Required task: Pull out the lines from the one containing "Extract the structured" through the final line of the listing below and repeat them exactly. Leave the pictures behind.

** Start of Source material **

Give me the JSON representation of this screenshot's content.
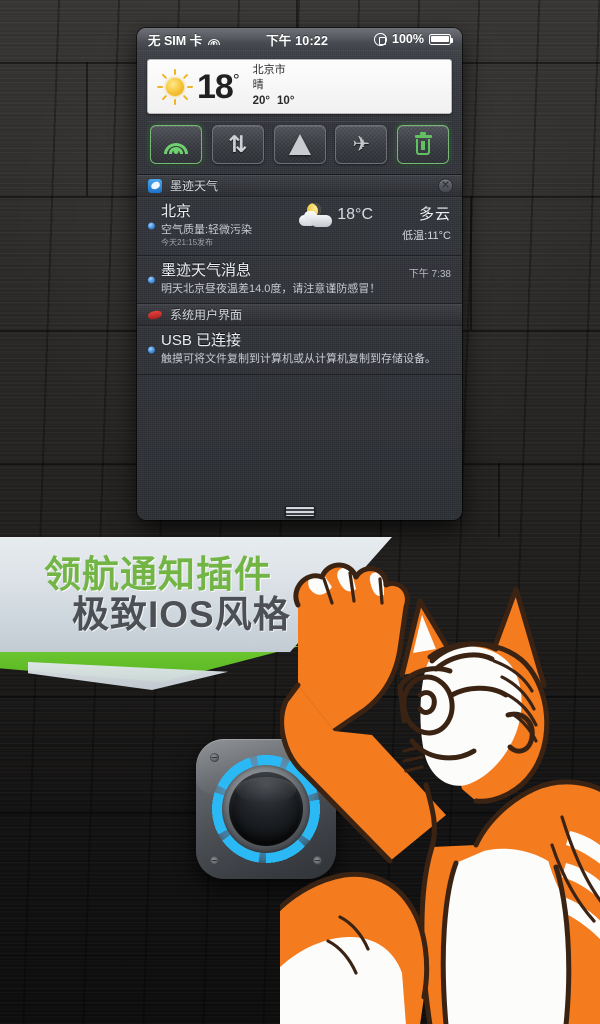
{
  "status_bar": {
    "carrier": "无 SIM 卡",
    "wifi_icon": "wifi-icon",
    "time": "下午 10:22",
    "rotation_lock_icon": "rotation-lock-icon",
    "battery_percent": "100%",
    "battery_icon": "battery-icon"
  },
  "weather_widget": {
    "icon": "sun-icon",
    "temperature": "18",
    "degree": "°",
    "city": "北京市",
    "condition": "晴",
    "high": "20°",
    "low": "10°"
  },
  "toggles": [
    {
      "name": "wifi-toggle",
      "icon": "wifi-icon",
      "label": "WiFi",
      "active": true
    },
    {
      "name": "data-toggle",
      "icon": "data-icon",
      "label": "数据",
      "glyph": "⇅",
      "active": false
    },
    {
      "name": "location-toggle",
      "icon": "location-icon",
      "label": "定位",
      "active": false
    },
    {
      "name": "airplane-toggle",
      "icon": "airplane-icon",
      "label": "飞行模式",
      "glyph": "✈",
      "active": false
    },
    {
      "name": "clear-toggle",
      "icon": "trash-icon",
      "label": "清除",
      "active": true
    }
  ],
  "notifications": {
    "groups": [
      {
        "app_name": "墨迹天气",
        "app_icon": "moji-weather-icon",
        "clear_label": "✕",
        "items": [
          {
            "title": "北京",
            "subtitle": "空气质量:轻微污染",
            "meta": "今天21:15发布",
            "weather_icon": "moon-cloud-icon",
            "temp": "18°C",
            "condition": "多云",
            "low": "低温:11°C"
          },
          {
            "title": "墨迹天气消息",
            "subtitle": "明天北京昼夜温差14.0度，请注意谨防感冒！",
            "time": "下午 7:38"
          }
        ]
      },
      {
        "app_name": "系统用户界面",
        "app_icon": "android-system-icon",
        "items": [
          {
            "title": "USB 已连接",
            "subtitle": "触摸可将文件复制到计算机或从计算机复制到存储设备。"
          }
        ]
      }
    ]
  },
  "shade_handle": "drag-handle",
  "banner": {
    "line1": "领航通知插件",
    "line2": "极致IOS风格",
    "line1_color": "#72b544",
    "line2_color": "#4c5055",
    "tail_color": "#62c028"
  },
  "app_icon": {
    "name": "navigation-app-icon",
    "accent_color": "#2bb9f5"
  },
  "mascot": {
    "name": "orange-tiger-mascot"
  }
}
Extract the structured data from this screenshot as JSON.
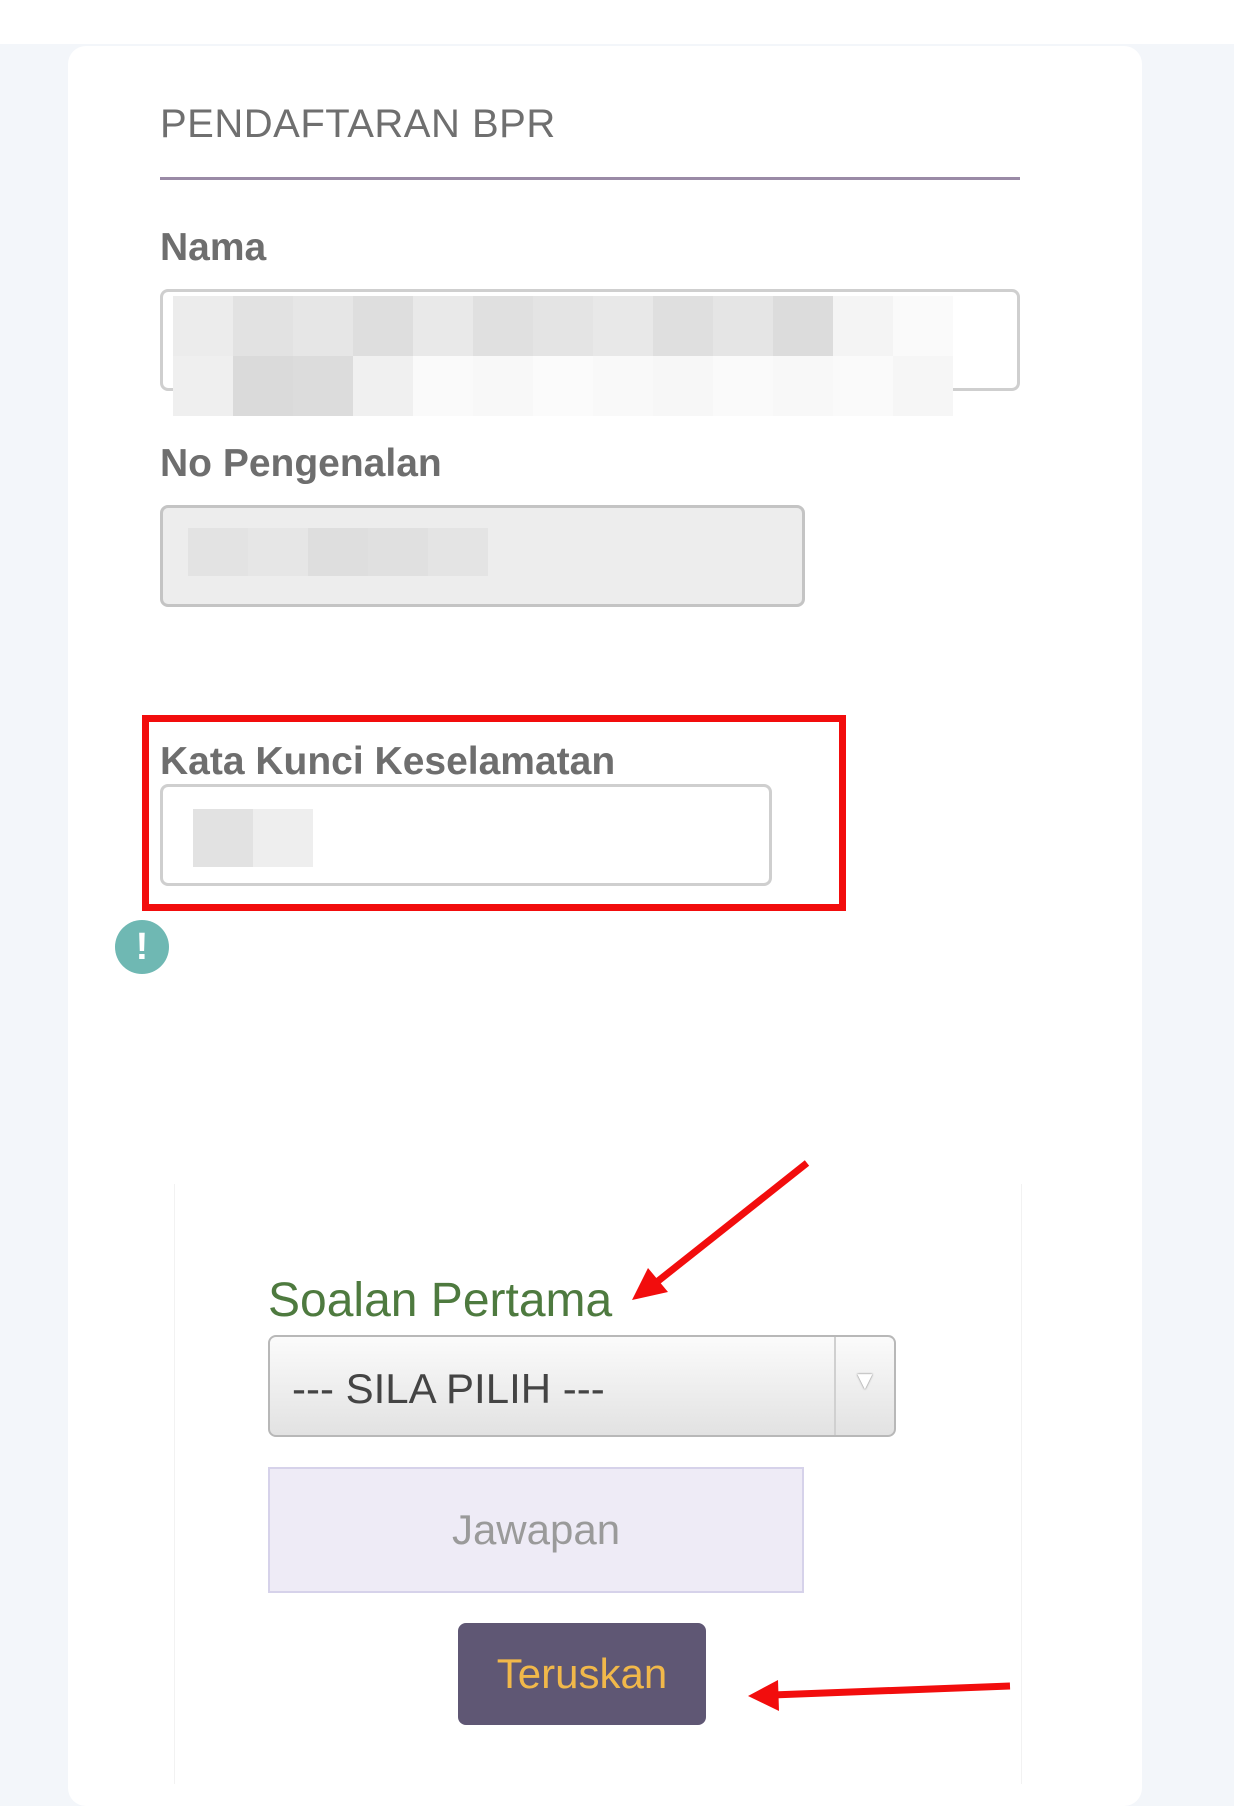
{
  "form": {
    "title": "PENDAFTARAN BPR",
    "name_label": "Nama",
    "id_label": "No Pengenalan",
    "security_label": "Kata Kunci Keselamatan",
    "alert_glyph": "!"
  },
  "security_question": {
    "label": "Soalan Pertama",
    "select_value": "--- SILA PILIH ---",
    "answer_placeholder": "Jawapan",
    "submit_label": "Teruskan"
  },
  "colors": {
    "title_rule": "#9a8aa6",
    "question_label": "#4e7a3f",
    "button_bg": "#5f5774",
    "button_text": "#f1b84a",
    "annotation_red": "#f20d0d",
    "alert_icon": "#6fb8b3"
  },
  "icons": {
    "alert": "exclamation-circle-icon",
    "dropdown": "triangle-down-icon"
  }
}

** End of Source material **

Exercise solution:
Extract the structured data from this screenshot as JSON.
{
  "form": {
    "title": "PENDAFTARAN BPR",
    "name_label": "Nama",
    "id_label": "No Pengenalan",
    "security_label": "Kata Kunci Keselamatan",
    "alert_glyph": "!"
  },
  "security_question": {
    "label": "Soalan Pertama",
    "select_value": "--- SILA PILIH ---",
    "answer_placeholder": "Jawapan",
    "submit_label": "Teruskan"
  },
  "colors": {
    "title_rule": "#9a8aa6",
    "question_label": "#4e7a3f",
    "button_bg": "#5f5774",
    "button_text": "#f1b84a",
    "annotation_red": "#f20d0d",
    "alert_icon": "#6fb8b3"
  },
  "icons": {
    "alert": "exclamation-circle-icon",
    "dropdown": "triangle-down-icon"
  }
}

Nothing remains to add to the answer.